(Extracted records)
- - - - -
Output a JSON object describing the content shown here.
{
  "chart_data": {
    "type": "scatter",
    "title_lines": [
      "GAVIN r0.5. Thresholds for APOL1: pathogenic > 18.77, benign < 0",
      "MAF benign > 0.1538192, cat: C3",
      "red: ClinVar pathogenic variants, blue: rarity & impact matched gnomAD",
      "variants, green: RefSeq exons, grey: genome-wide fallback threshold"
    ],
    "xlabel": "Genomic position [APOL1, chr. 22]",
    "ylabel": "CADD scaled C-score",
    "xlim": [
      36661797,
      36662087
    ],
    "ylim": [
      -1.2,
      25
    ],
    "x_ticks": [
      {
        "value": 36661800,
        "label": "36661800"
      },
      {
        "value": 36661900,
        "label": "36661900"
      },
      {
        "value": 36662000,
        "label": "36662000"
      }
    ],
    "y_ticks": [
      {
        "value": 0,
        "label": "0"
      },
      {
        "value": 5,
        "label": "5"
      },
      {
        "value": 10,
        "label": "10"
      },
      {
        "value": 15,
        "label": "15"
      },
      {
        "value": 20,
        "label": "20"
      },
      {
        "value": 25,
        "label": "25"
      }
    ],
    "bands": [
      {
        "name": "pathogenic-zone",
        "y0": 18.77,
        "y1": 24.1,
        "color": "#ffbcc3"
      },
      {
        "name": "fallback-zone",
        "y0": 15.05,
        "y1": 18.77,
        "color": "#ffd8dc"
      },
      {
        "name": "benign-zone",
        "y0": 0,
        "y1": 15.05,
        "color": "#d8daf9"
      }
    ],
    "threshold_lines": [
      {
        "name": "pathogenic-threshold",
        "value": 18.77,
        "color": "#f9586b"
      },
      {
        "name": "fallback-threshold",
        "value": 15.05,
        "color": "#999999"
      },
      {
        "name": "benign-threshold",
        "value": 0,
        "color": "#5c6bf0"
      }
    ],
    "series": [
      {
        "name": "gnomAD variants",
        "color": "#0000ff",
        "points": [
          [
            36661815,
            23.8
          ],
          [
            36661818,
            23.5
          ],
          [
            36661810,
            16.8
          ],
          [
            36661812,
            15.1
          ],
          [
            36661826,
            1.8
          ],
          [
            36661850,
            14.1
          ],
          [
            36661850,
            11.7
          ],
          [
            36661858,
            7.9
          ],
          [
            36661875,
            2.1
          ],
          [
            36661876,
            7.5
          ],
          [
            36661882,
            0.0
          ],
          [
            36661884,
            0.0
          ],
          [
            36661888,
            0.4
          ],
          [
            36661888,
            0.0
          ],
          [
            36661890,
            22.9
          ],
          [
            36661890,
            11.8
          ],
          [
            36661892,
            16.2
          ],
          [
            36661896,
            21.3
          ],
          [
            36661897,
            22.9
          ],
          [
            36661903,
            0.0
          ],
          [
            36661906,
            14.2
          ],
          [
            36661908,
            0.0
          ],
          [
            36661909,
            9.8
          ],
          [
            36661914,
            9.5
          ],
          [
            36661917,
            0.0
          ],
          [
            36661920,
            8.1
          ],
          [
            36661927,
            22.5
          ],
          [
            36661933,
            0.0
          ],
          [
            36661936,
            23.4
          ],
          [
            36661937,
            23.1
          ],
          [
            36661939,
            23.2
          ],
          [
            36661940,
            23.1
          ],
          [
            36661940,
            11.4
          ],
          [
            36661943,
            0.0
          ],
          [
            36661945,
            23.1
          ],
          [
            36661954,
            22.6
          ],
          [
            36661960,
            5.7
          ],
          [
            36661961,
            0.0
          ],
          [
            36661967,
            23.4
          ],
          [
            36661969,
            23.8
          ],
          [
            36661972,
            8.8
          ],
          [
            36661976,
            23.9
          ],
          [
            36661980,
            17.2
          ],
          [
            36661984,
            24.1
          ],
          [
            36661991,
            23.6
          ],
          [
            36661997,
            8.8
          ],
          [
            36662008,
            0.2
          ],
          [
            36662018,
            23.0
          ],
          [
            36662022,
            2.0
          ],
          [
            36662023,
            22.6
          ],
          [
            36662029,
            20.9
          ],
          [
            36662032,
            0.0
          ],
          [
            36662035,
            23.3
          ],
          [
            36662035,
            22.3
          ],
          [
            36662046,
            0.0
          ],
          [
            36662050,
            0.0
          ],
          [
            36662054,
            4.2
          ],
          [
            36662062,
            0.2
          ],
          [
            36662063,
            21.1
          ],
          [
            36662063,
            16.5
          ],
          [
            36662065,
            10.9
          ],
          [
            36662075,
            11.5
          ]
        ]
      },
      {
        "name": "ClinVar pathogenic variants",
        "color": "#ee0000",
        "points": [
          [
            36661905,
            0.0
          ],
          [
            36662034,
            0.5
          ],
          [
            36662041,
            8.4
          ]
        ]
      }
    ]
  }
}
- - - - -
• Task requirements
Check each line above for the string "color" and show the ones that have it.

• Answer section
        "color": "#ffbcc3"
        "color": "#ffd8dc"
        "color": "#d8daf9"
        "color": "#f9586b"
        "color": "#999999"
        "color": "#5c6bf0"
        "color": "#0000ff",
        "color": "#ee0000",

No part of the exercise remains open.